- _What you should do_: Can you copy the items below, character for character, from the first line through the line containing "bar-i-AH-0.6-0.7 bbox=[1001, 459, 1018, 574]", including that line?

- _Material provided_:
————
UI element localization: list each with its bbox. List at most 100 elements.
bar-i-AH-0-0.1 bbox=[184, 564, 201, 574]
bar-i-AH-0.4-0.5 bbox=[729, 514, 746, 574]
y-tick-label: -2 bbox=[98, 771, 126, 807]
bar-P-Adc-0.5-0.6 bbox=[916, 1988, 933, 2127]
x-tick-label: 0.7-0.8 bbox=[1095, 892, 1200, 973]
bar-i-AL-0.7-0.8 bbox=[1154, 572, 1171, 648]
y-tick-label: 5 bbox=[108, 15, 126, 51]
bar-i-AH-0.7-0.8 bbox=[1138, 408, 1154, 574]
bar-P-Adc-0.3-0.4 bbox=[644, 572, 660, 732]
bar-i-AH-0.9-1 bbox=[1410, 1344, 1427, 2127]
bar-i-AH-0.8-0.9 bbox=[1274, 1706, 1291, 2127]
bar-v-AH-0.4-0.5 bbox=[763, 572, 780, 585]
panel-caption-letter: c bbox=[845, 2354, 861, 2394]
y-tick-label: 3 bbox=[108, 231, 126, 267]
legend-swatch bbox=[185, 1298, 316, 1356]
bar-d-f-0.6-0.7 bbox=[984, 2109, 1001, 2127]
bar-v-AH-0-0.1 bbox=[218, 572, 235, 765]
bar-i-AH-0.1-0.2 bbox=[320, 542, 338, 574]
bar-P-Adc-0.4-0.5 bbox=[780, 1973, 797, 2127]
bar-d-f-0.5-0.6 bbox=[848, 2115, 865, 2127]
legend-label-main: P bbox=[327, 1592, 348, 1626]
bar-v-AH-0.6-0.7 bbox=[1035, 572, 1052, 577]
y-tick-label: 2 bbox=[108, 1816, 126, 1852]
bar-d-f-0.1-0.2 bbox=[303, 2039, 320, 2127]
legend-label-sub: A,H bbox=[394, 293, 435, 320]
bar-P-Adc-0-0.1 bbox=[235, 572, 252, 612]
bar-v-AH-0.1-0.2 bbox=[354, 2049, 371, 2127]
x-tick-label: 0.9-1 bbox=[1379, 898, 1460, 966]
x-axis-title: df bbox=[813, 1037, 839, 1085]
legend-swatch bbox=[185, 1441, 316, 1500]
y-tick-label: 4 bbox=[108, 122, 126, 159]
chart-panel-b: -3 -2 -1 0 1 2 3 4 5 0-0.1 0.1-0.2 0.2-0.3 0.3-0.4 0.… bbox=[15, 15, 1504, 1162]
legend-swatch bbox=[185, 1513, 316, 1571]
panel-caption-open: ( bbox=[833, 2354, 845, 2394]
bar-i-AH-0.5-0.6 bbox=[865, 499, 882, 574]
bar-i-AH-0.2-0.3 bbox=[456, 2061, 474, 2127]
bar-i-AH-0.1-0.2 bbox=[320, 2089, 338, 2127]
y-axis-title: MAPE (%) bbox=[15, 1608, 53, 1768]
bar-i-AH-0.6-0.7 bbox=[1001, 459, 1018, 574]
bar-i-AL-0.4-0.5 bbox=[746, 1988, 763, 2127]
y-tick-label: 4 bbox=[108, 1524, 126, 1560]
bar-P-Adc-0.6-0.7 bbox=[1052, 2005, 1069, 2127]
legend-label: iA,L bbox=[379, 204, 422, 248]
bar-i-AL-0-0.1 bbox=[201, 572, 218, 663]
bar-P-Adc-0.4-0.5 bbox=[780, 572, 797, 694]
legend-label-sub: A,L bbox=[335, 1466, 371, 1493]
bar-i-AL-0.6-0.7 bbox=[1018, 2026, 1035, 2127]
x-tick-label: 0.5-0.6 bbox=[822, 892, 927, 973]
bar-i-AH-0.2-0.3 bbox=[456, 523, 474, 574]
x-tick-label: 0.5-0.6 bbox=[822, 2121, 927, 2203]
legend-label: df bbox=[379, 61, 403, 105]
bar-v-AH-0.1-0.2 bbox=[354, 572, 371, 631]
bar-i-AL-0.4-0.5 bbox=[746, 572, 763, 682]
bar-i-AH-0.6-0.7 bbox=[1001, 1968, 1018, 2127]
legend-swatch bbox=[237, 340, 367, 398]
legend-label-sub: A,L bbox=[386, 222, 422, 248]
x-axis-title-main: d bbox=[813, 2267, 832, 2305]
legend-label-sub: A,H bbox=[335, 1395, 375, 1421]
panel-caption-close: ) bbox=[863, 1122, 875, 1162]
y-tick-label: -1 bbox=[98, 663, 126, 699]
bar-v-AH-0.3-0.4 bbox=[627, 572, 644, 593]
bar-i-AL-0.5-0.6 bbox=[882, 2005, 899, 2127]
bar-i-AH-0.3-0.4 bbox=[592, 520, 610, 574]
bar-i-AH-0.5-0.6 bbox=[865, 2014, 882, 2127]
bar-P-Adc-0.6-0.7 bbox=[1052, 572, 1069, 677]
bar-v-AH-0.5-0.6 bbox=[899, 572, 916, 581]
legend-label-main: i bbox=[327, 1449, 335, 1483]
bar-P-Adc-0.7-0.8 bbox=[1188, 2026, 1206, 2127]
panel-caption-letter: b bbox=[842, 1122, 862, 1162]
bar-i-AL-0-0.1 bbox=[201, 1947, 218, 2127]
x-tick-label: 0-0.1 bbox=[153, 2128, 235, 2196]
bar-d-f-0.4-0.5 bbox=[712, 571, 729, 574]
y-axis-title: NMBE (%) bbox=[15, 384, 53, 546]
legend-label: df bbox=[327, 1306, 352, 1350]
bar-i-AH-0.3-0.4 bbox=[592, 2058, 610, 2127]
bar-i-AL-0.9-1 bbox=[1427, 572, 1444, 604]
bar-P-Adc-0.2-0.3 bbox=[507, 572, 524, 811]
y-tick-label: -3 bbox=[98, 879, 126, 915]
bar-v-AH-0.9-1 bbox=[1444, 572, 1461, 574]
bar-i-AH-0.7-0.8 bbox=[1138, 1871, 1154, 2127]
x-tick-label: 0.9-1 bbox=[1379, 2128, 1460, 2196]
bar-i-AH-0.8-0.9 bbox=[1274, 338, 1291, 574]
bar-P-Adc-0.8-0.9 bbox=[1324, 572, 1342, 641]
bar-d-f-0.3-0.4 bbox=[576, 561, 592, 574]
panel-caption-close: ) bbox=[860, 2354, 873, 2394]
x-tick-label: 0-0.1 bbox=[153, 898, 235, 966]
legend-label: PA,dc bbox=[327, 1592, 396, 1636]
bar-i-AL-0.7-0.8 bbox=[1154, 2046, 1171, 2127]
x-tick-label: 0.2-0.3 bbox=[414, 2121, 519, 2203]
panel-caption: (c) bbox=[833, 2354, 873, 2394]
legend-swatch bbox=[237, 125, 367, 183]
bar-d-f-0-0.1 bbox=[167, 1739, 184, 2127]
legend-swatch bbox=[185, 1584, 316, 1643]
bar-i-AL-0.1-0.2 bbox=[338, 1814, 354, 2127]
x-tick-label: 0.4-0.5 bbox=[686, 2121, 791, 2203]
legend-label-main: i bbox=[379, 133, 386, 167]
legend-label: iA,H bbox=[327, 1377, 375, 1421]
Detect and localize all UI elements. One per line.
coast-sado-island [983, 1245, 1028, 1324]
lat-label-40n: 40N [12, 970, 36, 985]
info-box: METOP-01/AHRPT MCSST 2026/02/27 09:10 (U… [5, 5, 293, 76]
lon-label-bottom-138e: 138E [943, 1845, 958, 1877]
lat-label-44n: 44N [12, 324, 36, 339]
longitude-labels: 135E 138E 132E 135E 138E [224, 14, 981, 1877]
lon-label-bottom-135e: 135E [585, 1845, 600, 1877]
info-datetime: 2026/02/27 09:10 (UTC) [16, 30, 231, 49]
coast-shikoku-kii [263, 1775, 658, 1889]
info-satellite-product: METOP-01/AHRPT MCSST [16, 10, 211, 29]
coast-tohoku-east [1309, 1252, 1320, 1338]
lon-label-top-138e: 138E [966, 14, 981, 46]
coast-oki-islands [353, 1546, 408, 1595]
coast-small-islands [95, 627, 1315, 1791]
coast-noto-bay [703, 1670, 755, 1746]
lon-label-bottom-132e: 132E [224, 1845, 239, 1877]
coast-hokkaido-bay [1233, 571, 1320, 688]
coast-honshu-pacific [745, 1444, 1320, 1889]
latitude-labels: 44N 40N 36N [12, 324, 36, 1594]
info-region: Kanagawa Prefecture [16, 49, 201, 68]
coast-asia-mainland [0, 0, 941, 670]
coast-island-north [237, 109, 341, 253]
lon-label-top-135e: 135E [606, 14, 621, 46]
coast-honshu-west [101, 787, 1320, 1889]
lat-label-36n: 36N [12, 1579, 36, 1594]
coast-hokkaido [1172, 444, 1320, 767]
————
- _Written response_:
UI element localization: list each with its bbox. List at most 100 elements.
bar-i-AH-0-0.1 bbox=[184, 564, 201, 574]
bar-i-AH-0.4-0.5 bbox=[729, 514, 746, 574]
y-tick-label: -2 bbox=[98, 771, 126, 807]
bar-P-Adc-0.5-0.6 bbox=[916, 1988, 933, 2127]
x-tick-label: 0.7-0.8 bbox=[1095, 892, 1200, 973]
bar-i-AL-0.7-0.8 bbox=[1154, 572, 1171, 648]
y-tick-label: 5 bbox=[108, 15, 126, 51]
bar-i-AH-0.7-0.8 bbox=[1138, 408, 1154, 574]
bar-P-Adc-0.3-0.4 bbox=[644, 572, 660, 732]
bar-i-AH-0.9-1 bbox=[1410, 1344, 1427, 2127]
bar-i-AH-0.8-0.9 bbox=[1274, 1706, 1291, 2127]
bar-v-AH-0.4-0.5 bbox=[763, 572, 780, 585]
panel-caption-letter: c bbox=[845, 2354, 861, 2394]
y-tick-label: 3 bbox=[108, 231, 126, 267]
legend-swatch bbox=[185, 1298, 316, 1356]
bar-d-f-0.6-0.7 bbox=[984, 2109, 1001, 2127]
bar-v-AH-0-0.1 bbox=[218, 572, 235, 765]
bar-i-AH-0.1-0.2 bbox=[320, 542, 338, 574]
bar-P-Adc-0.4-0.5 bbox=[780, 1973, 797, 2127]
bar-d-f-0.5-0.6 bbox=[848, 2115, 865, 2127]
legend-label-main: P bbox=[327, 1592, 348, 1626]
bar-v-AH-0.6-0.7 bbox=[1035, 572, 1052, 577]
y-tick-label: 2 bbox=[108, 1816, 126, 1852]
bar-d-f-0.1-0.2 bbox=[303, 2039, 320, 2127]
legend-label-sub: A,H bbox=[394, 293, 435, 320]
bar-P-Adc-0-0.1 bbox=[235, 572, 252, 612]
bar-v-AH-0.1-0.2 bbox=[354, 2049, 371, 2127]
x-tick-label: 0.9-1 bbox=[1379, 898, 1460, 966]
x-axis-title: df bbox=[813, 1037, 839, 1085]
legend-swatch bbox=[185, 1441, 316, 1500]
y-tick-label: 4 bbox=[108, 122, 126, 159]
chart-panel-b: -3 -2 -1 0 1 2 3 4 5 0-0.1 0.1-0.2 0.2-0.3 0.3-0.4 0.… bbox=[15, 15, 1504, 1162]
legend-swatch bbox=[185, 1513, 316, 1571]
panel-caption-open: ( bbox=[833, 2354, 845, 2394]
bar-i-AH-0.5-0.6 bbox=[865, 499, 882, 574]
bar-i-AH-0.2-0.3 bbox=[456, 2061, 474, 2127]
bar-i-AH-0.1-0.2 bbox=[320, 2089, 338, 2127]
y-axis-title: MAPE (%) bbox=[15, 1608, 53, 1768]
bar-i-AH-0.6-0.7 bbox=[1001, 459, 1018, 574]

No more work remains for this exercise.